(WHAT THE TASK ASKS) Track down each line that has the word "handle" and copy it.

(THE RECORDS)
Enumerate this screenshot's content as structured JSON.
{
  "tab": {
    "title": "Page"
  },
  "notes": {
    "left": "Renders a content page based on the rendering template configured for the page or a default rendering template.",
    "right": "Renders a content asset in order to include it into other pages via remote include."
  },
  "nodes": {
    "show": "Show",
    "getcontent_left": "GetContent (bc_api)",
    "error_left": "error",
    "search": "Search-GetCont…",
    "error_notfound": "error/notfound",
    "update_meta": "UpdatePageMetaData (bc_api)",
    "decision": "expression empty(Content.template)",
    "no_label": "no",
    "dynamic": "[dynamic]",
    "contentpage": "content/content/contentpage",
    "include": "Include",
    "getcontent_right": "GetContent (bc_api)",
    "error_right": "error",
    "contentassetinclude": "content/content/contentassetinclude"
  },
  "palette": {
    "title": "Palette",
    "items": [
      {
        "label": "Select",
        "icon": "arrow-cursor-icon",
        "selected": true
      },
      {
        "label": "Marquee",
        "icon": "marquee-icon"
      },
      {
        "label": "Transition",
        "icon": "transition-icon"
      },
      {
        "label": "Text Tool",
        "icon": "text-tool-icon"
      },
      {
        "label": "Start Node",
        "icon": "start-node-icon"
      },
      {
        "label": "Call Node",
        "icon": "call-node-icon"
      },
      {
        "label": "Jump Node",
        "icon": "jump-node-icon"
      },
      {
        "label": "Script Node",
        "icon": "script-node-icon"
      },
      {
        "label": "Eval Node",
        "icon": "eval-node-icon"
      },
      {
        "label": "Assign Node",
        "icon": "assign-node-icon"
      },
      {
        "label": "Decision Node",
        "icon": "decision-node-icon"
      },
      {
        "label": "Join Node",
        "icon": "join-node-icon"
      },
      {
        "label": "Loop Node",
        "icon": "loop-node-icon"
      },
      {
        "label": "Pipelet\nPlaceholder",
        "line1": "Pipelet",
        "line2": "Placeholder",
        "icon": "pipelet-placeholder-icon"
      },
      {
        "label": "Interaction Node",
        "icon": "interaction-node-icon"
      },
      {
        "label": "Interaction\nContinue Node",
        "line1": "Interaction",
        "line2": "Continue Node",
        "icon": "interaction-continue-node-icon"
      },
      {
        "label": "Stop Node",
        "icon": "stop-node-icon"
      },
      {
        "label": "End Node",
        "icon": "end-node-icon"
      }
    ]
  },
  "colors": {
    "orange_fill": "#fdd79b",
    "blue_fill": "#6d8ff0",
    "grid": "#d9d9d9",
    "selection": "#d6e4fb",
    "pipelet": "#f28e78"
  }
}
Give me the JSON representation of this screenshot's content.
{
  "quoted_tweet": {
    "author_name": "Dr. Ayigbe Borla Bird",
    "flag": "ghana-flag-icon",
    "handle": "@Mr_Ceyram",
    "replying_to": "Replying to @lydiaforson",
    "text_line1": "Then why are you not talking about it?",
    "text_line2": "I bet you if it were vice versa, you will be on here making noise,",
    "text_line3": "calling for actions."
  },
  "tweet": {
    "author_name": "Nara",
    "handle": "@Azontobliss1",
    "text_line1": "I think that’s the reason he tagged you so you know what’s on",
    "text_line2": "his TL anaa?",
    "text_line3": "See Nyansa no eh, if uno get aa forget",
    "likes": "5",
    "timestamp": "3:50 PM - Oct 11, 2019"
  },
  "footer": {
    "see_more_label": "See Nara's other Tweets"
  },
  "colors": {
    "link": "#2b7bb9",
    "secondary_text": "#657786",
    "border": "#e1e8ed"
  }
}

(FINISHED EXERCISE)
    "handle": "@Mr_Ceyram",
    "handle": "@Azontobliss1",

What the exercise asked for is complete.